(A block of data)
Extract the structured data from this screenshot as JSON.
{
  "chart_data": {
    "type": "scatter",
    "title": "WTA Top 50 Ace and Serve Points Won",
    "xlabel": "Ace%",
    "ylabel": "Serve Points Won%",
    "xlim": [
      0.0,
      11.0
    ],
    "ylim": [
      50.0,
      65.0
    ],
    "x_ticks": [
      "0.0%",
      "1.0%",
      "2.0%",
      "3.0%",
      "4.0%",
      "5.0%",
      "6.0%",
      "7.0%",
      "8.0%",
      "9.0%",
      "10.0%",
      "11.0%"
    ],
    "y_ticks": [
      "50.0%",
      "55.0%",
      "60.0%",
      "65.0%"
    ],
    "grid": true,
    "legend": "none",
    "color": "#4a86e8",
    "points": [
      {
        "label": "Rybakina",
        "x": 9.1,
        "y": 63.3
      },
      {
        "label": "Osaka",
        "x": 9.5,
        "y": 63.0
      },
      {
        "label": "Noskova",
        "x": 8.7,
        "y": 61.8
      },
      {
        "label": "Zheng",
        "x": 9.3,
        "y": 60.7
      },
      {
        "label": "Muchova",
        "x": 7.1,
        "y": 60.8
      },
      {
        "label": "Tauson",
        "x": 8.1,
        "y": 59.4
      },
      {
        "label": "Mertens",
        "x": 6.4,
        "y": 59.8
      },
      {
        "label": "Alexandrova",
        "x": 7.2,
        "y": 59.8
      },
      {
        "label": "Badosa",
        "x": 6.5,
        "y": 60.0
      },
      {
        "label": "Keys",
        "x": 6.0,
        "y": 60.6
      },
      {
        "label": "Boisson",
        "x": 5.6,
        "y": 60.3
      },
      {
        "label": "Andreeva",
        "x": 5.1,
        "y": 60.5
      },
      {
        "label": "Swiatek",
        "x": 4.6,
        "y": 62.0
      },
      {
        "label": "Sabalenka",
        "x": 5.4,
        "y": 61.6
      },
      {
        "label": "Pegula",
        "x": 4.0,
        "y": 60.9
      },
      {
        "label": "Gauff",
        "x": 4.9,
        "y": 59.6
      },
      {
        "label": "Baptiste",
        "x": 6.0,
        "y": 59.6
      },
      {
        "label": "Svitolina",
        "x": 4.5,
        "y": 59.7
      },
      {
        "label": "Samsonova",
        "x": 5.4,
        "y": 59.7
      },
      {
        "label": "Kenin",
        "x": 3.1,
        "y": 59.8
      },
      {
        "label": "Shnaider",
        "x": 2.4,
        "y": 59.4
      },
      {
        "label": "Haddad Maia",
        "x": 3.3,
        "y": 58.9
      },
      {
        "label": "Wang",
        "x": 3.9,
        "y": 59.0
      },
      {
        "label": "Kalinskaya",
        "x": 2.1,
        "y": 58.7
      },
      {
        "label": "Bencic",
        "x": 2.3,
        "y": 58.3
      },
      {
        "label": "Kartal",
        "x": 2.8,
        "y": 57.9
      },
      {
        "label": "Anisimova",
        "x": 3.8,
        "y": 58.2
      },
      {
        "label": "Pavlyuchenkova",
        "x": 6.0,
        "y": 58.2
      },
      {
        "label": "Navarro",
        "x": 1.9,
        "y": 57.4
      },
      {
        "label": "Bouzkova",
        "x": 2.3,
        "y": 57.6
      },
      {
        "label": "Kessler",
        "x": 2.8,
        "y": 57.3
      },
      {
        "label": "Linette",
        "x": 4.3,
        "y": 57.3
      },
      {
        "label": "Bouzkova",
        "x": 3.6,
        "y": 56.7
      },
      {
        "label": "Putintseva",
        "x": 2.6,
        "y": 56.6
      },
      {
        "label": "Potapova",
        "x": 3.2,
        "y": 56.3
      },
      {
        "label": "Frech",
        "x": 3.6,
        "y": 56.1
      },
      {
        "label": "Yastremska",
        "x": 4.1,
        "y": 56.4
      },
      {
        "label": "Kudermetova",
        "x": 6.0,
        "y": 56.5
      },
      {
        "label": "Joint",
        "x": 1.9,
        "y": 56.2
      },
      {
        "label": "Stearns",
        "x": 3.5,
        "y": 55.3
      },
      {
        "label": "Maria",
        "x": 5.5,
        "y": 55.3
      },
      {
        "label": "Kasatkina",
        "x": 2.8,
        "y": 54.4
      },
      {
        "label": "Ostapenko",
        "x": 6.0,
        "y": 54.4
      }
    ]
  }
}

■ **STATED PROBLEM**
Work out how many lines in the records above hold the string "Serve", then give only that count.

■ **PROBLEM SOLUTION**
2